## GIVEN INSTRUCTION
Determine how many lines in the entries below include "which". The reply should be that number and nothing else.

[Stored entries]
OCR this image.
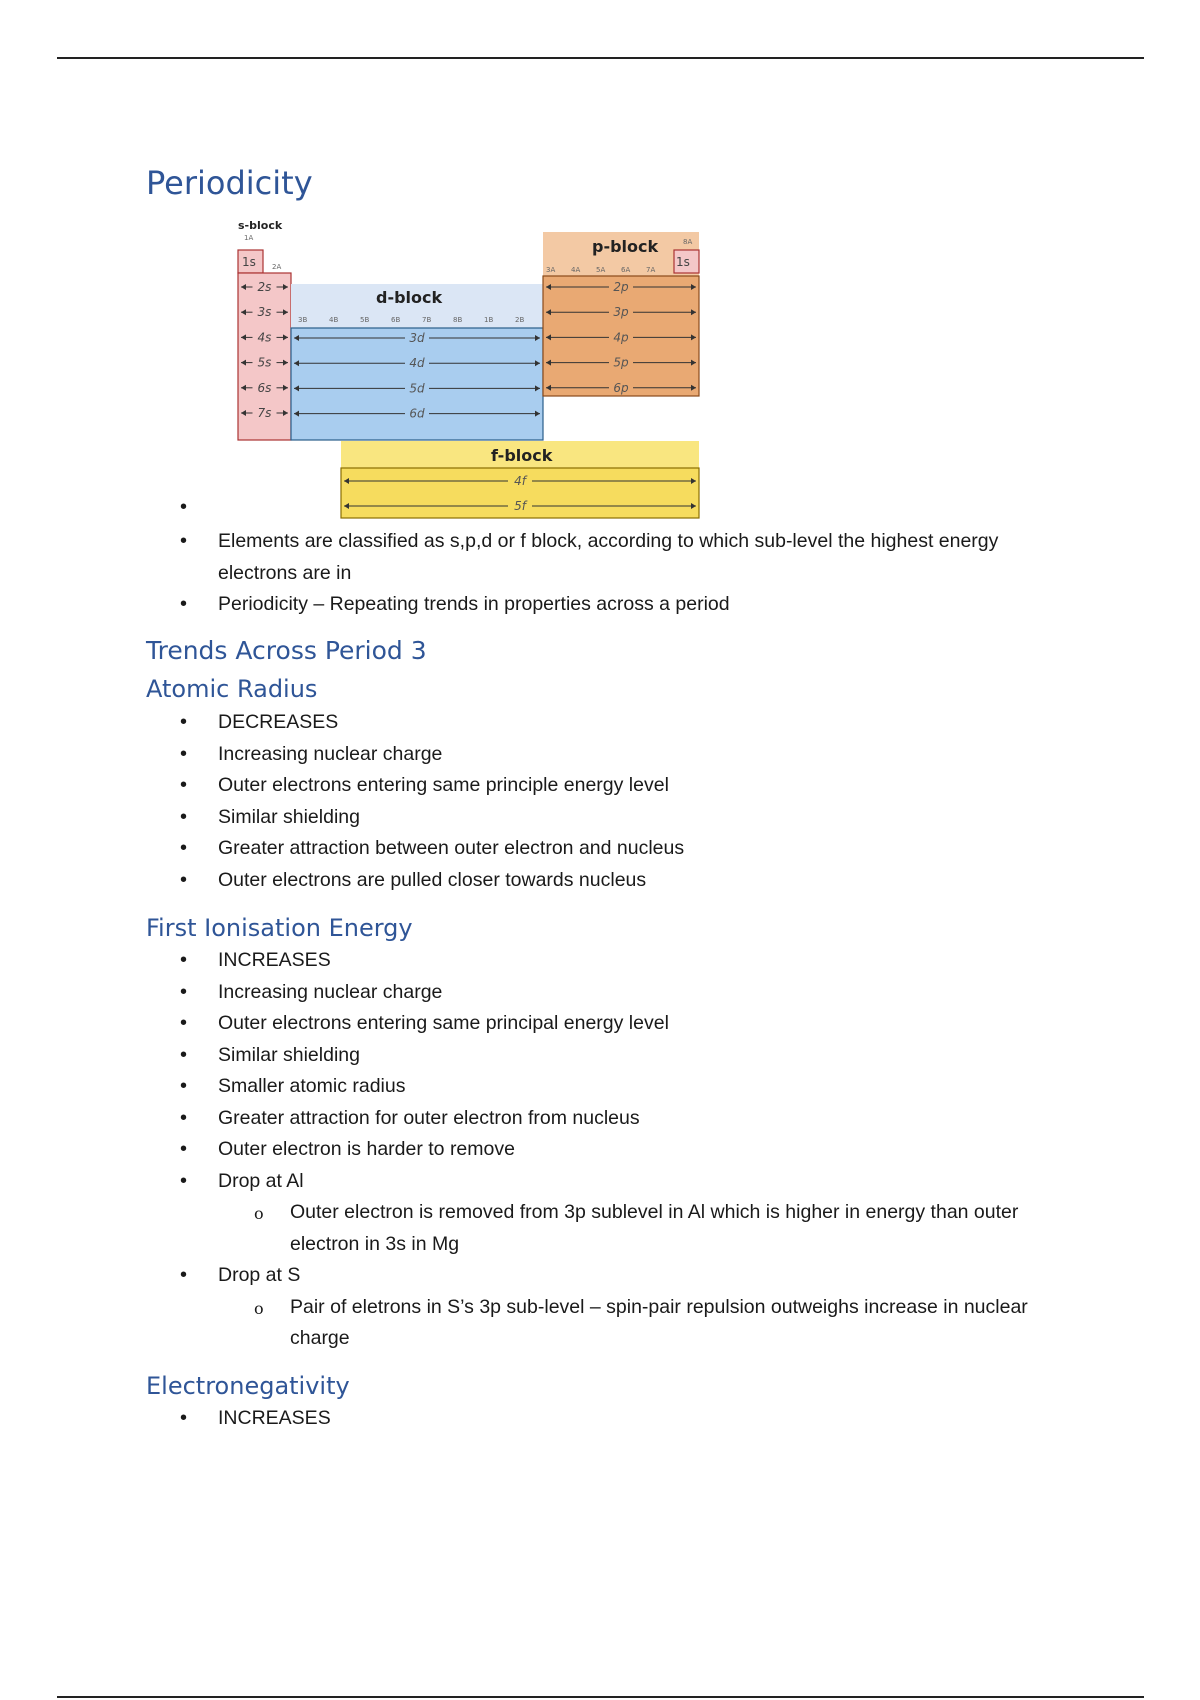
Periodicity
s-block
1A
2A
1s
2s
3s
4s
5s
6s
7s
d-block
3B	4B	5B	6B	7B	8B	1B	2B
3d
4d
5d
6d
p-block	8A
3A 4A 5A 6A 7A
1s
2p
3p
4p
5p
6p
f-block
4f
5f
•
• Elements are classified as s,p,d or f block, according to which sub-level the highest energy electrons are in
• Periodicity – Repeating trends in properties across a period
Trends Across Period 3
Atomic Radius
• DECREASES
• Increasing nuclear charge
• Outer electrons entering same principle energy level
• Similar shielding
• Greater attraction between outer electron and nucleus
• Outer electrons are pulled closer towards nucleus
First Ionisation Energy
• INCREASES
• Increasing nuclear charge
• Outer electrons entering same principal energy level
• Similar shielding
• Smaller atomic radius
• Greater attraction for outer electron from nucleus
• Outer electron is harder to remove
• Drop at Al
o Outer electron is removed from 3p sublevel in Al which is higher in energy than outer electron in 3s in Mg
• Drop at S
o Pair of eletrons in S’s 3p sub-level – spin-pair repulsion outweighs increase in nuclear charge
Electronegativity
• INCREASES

--

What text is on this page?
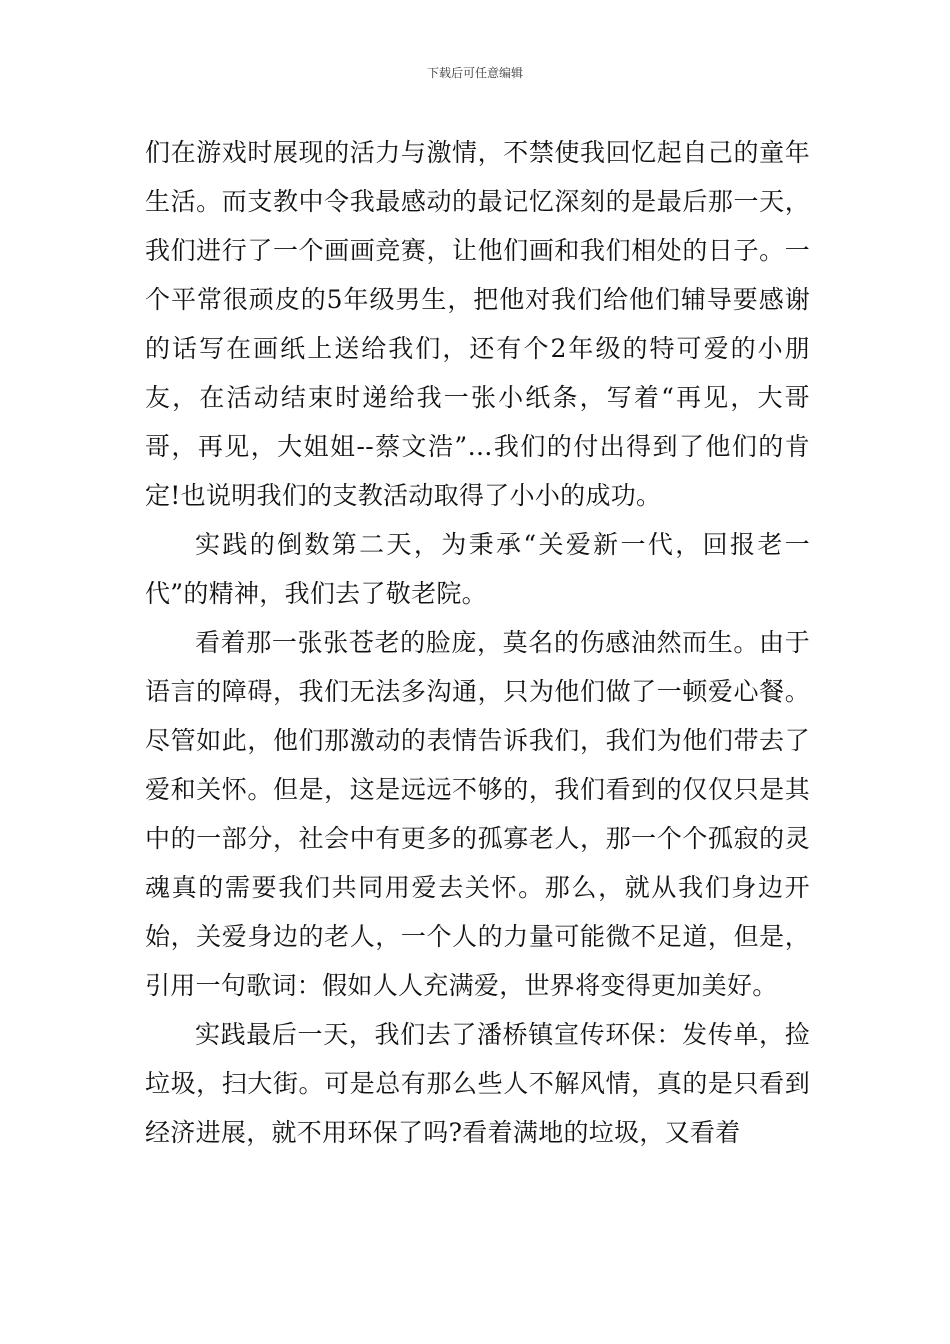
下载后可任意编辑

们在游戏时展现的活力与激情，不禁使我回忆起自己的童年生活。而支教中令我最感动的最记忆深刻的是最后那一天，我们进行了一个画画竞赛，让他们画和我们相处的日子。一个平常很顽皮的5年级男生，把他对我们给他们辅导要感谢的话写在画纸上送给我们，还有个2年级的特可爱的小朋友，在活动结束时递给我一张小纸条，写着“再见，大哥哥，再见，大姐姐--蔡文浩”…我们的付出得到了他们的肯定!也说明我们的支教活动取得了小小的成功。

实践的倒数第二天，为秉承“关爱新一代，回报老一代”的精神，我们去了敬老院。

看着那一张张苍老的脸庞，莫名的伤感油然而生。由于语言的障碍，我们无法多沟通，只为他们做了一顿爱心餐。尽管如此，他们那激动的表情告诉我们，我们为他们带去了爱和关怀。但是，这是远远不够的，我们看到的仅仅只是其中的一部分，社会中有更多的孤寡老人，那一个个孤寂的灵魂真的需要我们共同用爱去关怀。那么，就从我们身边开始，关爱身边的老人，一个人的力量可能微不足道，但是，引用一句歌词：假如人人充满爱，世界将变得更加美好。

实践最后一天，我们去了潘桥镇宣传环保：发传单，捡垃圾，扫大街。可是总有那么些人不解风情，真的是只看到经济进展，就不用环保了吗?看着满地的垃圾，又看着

## OUTPUT FOR THIS TASK
2